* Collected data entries
# # # # # # #

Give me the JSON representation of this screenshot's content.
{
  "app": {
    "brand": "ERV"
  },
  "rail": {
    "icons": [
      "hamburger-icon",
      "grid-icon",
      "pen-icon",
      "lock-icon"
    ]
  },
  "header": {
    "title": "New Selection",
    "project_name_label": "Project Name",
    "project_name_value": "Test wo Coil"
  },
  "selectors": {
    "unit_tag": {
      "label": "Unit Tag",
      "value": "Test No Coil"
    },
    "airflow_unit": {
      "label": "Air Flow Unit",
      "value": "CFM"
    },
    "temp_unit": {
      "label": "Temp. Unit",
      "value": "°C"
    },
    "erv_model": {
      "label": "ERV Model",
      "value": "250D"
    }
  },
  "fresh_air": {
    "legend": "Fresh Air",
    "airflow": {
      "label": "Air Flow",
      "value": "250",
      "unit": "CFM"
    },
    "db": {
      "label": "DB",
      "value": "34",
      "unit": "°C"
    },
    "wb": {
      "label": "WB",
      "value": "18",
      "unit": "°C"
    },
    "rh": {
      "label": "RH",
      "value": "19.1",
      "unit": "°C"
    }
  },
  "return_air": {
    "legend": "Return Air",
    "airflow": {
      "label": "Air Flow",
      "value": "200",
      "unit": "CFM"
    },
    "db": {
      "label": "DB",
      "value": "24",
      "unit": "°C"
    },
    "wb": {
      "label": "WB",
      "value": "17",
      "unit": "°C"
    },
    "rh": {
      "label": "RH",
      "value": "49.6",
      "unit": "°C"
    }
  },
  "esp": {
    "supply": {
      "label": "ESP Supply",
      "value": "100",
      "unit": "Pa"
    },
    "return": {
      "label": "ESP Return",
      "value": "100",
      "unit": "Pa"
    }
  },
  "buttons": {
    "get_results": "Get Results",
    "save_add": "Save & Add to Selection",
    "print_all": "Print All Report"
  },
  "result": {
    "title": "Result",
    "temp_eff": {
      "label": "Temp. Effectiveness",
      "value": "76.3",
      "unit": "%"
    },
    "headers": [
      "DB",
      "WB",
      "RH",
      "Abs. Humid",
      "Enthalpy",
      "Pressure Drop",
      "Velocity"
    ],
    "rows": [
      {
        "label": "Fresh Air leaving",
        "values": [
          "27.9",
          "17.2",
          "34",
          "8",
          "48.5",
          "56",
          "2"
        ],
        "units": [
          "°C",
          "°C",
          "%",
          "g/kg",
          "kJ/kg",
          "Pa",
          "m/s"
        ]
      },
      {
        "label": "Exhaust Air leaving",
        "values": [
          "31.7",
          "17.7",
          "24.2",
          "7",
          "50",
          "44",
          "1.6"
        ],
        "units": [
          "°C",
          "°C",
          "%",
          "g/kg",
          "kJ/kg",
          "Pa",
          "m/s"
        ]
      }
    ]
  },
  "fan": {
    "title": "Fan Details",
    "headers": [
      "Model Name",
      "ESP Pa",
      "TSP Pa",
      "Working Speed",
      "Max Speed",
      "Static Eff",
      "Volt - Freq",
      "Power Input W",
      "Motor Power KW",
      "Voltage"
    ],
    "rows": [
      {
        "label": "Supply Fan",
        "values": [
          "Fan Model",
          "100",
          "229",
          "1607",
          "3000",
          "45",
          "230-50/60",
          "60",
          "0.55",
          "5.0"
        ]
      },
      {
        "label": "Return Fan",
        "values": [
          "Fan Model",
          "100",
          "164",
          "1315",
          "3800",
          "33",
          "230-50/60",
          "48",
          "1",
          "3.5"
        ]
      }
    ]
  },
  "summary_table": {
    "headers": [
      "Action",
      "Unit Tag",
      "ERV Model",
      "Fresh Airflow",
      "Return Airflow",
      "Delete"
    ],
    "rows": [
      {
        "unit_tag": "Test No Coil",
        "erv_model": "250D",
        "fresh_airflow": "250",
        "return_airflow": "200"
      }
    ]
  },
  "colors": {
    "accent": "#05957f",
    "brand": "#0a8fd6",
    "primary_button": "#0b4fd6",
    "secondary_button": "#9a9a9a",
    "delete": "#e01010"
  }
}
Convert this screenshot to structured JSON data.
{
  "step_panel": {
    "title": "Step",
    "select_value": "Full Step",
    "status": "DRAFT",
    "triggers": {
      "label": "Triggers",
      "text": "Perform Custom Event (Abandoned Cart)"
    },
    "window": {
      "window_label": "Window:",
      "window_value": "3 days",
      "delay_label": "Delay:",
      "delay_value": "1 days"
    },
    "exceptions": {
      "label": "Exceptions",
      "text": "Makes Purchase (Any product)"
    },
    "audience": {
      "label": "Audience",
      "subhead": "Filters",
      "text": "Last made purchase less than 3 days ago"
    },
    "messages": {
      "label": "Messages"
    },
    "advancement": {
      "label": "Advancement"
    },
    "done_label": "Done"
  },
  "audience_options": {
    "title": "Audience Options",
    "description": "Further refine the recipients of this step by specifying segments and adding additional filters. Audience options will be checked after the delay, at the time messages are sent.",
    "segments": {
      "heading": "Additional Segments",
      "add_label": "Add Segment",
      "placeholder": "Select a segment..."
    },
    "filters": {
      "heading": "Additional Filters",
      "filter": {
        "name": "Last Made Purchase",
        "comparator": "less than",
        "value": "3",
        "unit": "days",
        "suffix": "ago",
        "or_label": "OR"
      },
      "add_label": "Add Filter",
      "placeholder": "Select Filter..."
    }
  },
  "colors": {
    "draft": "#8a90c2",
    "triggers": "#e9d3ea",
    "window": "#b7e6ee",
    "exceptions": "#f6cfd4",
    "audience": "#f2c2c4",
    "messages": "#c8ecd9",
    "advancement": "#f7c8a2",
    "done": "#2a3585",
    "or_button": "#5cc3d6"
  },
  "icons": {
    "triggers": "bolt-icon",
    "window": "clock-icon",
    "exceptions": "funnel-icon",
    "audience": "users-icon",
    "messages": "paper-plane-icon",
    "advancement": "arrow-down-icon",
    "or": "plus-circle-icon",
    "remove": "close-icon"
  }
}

# # # # # # #

* EXERCISE DESCRIPTION
Reproduce the full listing above, character for character.

* ANSWER TO THIS TASK
Give me the JSON representation of this screenshot's content.
{
  "app": {
    "brand": "ERV"
  },
  "rail": {
    "icons": [
      "hamburger-icon",
      "grid-icon",
      "pen-icon",
      "lock-icon"
    ]
  },
  "header": {
    "title": "New Selection",
    "project_name_label": "Project Name",
    "project_name_value": "Test wo Coil"
  },
  "selectors": {
    "unit_tag": {
      "label": "Unit Tag",
      "value": "Test No Coil"
    },
    "airflow_unit": {
      "label": "Air Flow Unit",
      "value": "CFM"
    },
    "temp_unit": {
      "label": "Temp. Unit",
      "value": "°C"
    },
    "erv_model": {
      "label": "ERV Model",
      "value": "250D"
    }
  },
  "fresh_air": {
    "legend": "Fresh Air",
    "airflow": {
      "label": "Air Flow",
      "value": "250",
      "unit": "CFM"
    },
    "db": {
      "label": "DB",
      "value": "34",
      "unit": "°C"
    },
    "wb": {
      "label": "WB",
      "value": "18",
      "unit": "°C"
    },
    "rh": {
      "label": "RH",
      "value": "19.1",
      "unit": "°C"
    }
  },
  "return_air": {
    "legend": "Return Air",
    "airflow": {
      "label": "Air Flow",
      "value": "200",
      "unit": "CFM"
    },
    "db": {
      "label": "DB",
      "value": "24",
      "unit": "°C"
    },
    "wb": {
      "label": "WB",
      "value": "17",
      "unit": "°C"
    },
    "rh": {
      "label": "RH",
      "value": "49.6",
      "unit": "°C"
    }
  },
  "esp": {
    "supply": {
      "label": "ESP Supply",
      "value": "100",
      "unit": "Pa"
    },
    "return": {
      "label": "ESP Return",
      "value": "100",
      "unit": "Pa"
    }
  },
  "buttons": {
    "get_results": "Get Results",
    "save_add": "Save & Add to Selection",
    "print_all": "Print All Report"
  },
  "result": {
    "title": "Result",
    "temp_eff": {
      "label": "Temp. Effectiveness",
      "value": "76.3",
      "unit": "%"
    },
    "headers": [
      "DB",
      "WB",
      "RH",
      "Abs. Humid",
      "Enthalpy",
      "Pressure Drop",
      "Velocity"
    ],
    "rows": [
      {
        "label": "Fresh Air leaving",
        "values": [
          "27.9",
          "17.2",
          "34",
          "8",
          "48.5",
          "56",
          "2"
        ],
        "units": [
          "°C",
          "°C",
          "%",
          "g/kg",
          "kJ/kg",
          "Pa",
          "m/s"
        ]
      },
      {
        "label": "Exhaust Air leaving",
        "values": [
          "31.7",
          "17.7",
          "24.2",
          "7",
          "50",
          "44",
          "1.6"
        ],
        "units": [
          "°C",
          "°C",
          "%",
          "g/kg",
          "kJ/kg",
          "Pa",
          "m/s"
        ]
      }
    ]
  },
  "fan": {
    "title": "Fan Details",
    "headers": [
      "Model Name",
      "ESP Pa",
      "TSP Pa",
      "Working Speed",
      "Max Speed",
      "Static Eff",
      "Volt - Freq",
      "Power Input W",
      "Motor Power KW",
      "Voltage"
    ],
    "rows": [
      {
        "label": "Supply Fan",
        "values": [
          "Fan Model",
          "100",
          "229",
          "1607",
          "3000",
          "45",
          "230-50/60",
          "60",
          "0.55",
          "5.0"
        ]
      },
      {
        "label": "Return Fan",
        "values": [
          "Fan Model",
          "100",
          "164",
          "1315",
          "3800",
          "33",
          "230-50/60",
          "48",
          "1",
          "3.5"
        ]
      }
    ]
  },
  "summary_table": {
    "headers": [
      "Action",
      "Unit Tag",
      "ERV Model",
      "Fresh Airflow",
      "Return Airflow",
      "Delete"
    ],
    "rows": [
      {
        "unit_tag": "Test No Coil",
        "erv_model": "250D",
        "fresh_airflow": "250",
        "return_airflow": "200"
      }
    ]
  },
  "colors": {
    "accent": "#05957f",
    "brand": "#0a8fd6",
    "primary_button": "#0b4fd6",
    "secondary_button": "#9a9a9a",
    "delete": "#e01010"
  }
}
Convert this screenshot to structured JSON data.
{
  "step_panel": {
    "title": "Step",
    "select_value": "Full Step",
    "status": "DRAFT",
    "triggers": {
      "label": "Triggers",
      "text": "Perform Custom Event (Abandoned Cart)"
    },
    "window": {
      "window_label": "Window:",
      "window_value": "3 days",
      "delay_label": "Delay:",
      "delay_value": "1 days"
    },
    "exceptions": {
      "label": "Exceptions",
      "text": "Makes Purchase (Any product)"
    },
    "audience": {
      "label": "Audience",
      "subhead": "Filters",
      "text": "Last made purchase less than 3 days ago"
    },
    "messages": {
      "label": "Messages"
    },
    "advancement": {
      "label": "Advancement"
    },
    "done_label": "Done"
  },
  "audience_options": {
    "title": "Audience Options",
    "description": "Further refine the recipients of this step by specifying segments and adding additional filters. Audience options will be checked after the delay, at the time messages are sent.",
    "segments": {
      "heading": "Additional Segments",
      "add_label": "Add Segment",
      "placeholder": "Select a segment..."
    },
    "filters": {
      "heading": "Additional Filters",
      "filter": {
        "name": "Last Made Purchase",
        "comparator": "less than",
        "value": "3",
        "unit": "days",
        "suffix": "ago",
        "or_label": "OR"
      },
      "add_label": "Add Filter",
      "placeholder": "Select Filter..."
    }
  },
  "colors": {
    "draft": "#8a90c2",
    "triggers": "#e9d3ea",
    "window": "#b7e6ee",
    "exceptions": "#f6cfd4",
    "audience": "#f2c2c4",
    "messages": "#c8ecd9",
    "advancement": "#f7c8a2",
    "done": "#2a3585",
    "or_button": "#5cc3d6"
  },
  "icons": {
    "triggers": "bolt-icon",
    "window": "clock-icon",
    "exceptions": "funnel-icon",
    "audience": "users-icon",
    "messages": "paper-plane-icon",
    "advancement": "arrow-down-icon",
    "or": "plus-circle-icon",
    "remove": "close-icon"
  }
}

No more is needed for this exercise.